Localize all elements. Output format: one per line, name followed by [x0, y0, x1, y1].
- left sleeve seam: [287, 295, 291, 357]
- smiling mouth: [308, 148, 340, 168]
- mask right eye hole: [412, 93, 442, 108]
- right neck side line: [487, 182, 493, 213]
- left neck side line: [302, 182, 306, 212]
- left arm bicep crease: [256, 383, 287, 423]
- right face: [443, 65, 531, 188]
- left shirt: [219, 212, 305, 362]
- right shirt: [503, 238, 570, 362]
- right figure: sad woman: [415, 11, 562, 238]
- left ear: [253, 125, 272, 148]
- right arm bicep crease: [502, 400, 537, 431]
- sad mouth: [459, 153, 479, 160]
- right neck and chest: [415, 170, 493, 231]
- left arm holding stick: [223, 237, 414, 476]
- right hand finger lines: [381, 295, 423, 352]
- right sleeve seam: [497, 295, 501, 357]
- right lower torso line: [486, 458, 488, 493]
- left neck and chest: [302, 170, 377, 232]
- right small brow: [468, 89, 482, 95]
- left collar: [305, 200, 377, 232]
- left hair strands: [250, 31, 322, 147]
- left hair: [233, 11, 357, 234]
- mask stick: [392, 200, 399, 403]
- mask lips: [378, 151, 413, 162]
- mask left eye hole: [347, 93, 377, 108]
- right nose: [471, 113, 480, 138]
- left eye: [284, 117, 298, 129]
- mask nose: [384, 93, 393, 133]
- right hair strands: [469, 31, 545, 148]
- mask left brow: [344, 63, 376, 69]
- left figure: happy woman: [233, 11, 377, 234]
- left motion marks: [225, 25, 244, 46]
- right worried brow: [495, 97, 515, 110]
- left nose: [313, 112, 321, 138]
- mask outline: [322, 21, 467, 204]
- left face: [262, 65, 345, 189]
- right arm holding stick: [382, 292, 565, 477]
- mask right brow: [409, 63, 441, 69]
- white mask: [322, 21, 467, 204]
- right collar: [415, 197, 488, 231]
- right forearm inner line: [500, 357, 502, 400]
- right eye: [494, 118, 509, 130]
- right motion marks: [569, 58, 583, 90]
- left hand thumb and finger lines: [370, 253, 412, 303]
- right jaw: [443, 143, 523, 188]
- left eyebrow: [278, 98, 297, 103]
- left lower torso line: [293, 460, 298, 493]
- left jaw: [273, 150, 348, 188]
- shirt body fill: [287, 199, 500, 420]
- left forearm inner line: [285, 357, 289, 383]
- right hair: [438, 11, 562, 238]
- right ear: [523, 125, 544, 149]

DO THIS
Please replace "sleeve seam" with "sleeve stitching" throughout all the entries above, keeping every other part of the lines unchanged.

TASK RESULT
Localize all elements. Output format: one per line, name followed by [x0, y0, x1, y1].
- left sleeve stitching: [287, 295, 291, 357]
- smiling mouth: [308, 148, 340, 168]
- mask right eye hole: [412, 93, 442, 108]
- right neck side line: [487, 182, 493, 213]
- left neck side line: [302, 182, 306, 212]
- left arm bicep crease: [256, 383, 287, 423]
- right face: [443, 65, 531, 188]
- left shirt: [219, 212, 305, 362]
- right shirt: [503, 238, 570, 362]
- right figure: sad woman: [415, 11, 562, 238]
- left ear: [253, 125, 272, 148]
- right arm bicep crease: [502, 400, 537, 431]
- sad mouth: [459, 153, 479, 160]
- right neck and chest: [415, 170, 493, 231]
- left arm holding stick: [223, 237, 414, 476]
- right hand finger lines: [381, 295, 423, 352]
- right sleeve stitching: [497, 295, 501, 357]
- right lower torso line: [486, 458, 488, 493]
- left neck and chest: [302, 170, 377, 232]
- right small brow: [468, 89, 482, 95]
- left collar: [305, 200, 377, 232]
- left hair strands: [250, 31, 322, 147]
- left hair: [233, 11, 357, 234]
- mask stick: [392, 200, 399, 403]
- mask lips: [378, 151, 413, 162]
- mask left eye hole: [347, 93, 377, 108]
- right nose: [471, 113, 480, 138]
- left eye: [284, 117, 298, 129]
- mask nose: [384, 93, 393, 133]
- right hair strands: [469, 31, 545, 148]
- mask left brow: [344, 63, 376, 69]
- left figure: happy woman: [233, 11, 377, 234]
- left motion marks: [225, 25, 244, 46]
- right worried brow: [495, 97, 515, 110]
- left nose: [313, 112, 321, 138]
- mask outline: [322, 21, 467, 204]
- left face: [262, 65, 345, 189]
- right arm holding stick: [382, 292, 565, 477]
- mask right brow: [409, 63, 441, 69]
- white mask: [322, 21, 467, 204]
- right collar: [415, 197, 488, 231]
- right forearm inner line: [500, 357, 502, 400]
- right eye: [494, 118, 509, 130]
- right motion marks: [569, 58, 583, 90]
- left hand thumb and finger lines: [370, 253, 412, 303]
- right jaw: [443, 143, 523, 188]
- left eyebrow: [278, 98, 297, 103]
- left lower torso line: [293, 460, 298, 493]
- left jaw: [273, 150, 348, 188]
- shirt body fill: [287, 199, 500, 420]
- left forearm inner line: [285, 357, 289, 383]
- right hair: [438, 11, 562, 238]
- right ear: [523, 125, 544, 149]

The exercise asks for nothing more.